#### TASK MATERIAL

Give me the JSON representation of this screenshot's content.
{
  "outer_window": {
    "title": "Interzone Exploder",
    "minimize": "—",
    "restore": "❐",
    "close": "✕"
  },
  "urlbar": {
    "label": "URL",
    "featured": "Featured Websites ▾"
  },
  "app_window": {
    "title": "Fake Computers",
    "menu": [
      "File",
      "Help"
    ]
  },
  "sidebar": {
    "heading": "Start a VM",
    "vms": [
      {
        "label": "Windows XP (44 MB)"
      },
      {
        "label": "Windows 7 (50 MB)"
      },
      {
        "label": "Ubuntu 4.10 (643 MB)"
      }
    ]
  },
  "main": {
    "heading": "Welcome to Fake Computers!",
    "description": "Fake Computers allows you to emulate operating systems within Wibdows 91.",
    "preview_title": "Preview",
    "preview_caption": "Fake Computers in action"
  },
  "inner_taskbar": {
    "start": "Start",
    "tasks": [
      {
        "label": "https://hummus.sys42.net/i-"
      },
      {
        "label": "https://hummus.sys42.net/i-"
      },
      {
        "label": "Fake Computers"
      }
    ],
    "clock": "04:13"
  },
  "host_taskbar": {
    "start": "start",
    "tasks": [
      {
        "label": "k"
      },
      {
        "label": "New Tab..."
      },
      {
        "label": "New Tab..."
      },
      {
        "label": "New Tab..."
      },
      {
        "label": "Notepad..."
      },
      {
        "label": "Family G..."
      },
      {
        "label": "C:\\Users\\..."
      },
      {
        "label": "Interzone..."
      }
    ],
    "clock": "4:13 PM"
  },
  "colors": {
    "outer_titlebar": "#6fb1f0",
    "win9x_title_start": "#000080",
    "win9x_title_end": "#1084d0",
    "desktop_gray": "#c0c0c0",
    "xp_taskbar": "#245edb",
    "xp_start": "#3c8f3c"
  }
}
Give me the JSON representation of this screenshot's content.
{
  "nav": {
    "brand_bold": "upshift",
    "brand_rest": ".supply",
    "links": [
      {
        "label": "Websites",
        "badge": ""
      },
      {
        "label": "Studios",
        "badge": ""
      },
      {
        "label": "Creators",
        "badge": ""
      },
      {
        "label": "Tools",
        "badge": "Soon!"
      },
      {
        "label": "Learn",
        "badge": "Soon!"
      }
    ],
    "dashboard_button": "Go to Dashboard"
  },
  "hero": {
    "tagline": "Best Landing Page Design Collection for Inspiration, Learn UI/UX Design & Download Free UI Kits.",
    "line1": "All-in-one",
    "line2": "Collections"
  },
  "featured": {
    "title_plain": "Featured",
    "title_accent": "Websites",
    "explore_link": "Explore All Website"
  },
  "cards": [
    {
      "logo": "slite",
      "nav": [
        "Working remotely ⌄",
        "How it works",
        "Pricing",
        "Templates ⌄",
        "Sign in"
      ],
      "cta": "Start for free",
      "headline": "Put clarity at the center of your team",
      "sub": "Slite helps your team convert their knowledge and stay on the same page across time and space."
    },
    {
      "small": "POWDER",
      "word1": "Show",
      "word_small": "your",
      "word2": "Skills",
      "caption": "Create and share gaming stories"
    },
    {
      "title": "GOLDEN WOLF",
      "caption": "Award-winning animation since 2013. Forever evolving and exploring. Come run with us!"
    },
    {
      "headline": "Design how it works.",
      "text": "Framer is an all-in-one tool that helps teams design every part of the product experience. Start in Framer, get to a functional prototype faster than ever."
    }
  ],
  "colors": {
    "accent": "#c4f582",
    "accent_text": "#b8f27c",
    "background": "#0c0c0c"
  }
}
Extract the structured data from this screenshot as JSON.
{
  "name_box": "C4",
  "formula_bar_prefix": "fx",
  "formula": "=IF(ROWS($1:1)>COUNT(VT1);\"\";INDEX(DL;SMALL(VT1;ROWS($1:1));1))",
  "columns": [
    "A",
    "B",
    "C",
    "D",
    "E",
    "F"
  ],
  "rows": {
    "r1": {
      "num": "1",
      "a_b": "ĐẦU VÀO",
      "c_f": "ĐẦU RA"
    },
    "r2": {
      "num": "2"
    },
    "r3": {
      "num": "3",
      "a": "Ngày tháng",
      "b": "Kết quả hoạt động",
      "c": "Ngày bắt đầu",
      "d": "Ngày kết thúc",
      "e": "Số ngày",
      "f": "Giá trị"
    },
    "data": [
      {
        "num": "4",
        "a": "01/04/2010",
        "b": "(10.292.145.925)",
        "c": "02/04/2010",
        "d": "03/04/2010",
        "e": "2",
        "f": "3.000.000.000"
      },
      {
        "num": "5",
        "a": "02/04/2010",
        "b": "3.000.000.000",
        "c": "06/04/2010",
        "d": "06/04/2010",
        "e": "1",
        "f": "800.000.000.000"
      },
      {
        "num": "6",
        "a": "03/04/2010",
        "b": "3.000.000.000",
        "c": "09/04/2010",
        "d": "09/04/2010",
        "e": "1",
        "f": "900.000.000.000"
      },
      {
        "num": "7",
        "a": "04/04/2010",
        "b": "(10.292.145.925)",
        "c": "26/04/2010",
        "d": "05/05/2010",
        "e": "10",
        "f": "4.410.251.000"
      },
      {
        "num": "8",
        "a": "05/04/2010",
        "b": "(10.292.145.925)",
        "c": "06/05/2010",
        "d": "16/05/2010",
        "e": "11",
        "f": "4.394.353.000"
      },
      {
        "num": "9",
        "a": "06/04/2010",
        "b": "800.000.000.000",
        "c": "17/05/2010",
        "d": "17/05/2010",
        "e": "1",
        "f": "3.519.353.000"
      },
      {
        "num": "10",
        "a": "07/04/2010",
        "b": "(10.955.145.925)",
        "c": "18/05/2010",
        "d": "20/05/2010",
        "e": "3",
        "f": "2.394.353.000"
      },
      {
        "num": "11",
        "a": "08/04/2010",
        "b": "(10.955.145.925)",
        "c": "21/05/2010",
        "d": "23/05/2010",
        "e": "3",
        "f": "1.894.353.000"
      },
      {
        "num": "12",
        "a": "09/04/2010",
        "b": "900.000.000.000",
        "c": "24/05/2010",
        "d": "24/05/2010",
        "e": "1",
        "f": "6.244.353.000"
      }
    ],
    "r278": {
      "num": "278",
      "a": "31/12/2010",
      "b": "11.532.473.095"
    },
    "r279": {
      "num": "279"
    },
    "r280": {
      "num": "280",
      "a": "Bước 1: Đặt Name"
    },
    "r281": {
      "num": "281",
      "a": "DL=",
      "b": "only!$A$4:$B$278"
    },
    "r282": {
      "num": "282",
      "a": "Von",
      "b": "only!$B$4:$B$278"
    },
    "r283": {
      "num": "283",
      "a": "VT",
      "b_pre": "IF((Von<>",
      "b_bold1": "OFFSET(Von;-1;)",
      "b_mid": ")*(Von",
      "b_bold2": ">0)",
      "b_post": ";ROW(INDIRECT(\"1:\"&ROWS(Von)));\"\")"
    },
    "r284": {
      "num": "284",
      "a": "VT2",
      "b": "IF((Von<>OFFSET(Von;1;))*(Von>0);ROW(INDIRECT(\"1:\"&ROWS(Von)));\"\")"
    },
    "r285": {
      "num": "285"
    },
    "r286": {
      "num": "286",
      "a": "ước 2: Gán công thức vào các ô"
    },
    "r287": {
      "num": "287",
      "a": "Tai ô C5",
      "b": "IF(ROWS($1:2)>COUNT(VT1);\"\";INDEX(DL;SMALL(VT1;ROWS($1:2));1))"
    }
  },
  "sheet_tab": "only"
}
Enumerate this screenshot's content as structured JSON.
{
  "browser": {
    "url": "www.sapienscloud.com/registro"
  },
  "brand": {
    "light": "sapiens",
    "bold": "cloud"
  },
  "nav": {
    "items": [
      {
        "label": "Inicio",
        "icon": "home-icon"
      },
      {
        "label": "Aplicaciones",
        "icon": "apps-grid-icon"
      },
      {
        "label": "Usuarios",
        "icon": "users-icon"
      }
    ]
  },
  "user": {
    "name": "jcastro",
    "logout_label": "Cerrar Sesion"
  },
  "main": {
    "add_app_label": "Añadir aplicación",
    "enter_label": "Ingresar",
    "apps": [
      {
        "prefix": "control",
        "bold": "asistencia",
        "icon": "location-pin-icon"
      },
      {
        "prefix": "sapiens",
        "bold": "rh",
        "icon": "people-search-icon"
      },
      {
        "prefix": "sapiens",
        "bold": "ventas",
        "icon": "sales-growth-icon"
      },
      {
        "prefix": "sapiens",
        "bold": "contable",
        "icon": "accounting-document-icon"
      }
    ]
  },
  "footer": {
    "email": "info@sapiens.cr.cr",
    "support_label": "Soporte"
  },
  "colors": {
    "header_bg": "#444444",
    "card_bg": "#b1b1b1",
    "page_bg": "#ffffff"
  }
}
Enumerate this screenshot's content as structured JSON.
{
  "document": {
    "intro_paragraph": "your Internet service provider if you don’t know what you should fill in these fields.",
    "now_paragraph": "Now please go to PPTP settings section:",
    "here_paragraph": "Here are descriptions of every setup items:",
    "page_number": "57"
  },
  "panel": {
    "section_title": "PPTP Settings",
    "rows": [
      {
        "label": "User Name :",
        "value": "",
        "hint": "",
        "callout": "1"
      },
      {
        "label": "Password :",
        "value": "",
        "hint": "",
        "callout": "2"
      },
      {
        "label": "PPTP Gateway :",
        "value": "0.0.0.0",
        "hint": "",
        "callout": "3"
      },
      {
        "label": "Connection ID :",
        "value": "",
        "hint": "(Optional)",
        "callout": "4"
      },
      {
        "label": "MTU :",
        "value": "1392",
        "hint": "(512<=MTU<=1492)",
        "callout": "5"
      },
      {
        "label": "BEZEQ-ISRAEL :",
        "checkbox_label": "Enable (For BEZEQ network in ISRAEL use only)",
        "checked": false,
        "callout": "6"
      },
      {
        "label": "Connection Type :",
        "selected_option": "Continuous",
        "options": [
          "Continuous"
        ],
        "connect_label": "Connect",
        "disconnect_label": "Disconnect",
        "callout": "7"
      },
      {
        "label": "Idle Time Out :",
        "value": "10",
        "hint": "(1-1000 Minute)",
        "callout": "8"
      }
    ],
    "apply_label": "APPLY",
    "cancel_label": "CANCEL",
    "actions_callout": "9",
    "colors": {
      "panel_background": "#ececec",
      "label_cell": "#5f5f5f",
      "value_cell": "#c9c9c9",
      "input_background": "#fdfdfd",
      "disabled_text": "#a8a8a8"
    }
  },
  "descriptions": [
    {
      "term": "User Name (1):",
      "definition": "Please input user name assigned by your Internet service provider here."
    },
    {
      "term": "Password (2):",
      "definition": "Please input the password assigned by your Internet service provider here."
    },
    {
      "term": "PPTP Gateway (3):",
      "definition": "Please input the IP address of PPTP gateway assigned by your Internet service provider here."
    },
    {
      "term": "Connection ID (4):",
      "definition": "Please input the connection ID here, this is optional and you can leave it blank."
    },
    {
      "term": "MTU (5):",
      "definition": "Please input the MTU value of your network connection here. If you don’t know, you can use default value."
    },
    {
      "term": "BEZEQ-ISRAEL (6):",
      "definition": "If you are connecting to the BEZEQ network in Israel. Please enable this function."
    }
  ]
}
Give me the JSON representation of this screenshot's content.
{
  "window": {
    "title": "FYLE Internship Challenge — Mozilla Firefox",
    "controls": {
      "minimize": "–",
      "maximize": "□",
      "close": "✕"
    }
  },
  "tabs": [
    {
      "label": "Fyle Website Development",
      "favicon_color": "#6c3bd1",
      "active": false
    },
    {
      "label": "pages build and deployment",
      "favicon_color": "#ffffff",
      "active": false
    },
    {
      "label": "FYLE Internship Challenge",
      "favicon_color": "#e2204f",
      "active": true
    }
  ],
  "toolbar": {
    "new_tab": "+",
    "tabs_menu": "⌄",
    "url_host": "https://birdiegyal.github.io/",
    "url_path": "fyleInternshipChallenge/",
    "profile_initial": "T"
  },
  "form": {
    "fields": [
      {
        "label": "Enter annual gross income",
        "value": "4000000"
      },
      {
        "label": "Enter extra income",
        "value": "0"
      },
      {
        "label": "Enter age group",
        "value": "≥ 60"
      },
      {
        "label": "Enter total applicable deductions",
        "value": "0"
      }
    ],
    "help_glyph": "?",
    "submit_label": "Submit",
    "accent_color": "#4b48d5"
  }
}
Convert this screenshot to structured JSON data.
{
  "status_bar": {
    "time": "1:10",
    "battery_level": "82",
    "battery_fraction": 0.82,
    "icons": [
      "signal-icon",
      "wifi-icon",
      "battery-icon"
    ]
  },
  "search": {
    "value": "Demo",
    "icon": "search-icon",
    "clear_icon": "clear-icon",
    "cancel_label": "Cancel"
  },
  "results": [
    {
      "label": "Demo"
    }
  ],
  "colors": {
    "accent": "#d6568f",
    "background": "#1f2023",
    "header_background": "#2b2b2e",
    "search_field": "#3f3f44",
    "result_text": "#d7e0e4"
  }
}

########

§ **WHAT IS EXPECTED**
Give the count of lines in the listing above that include "Windows", with no other words.

§ **SOLUTION FOR THIS TASK**
2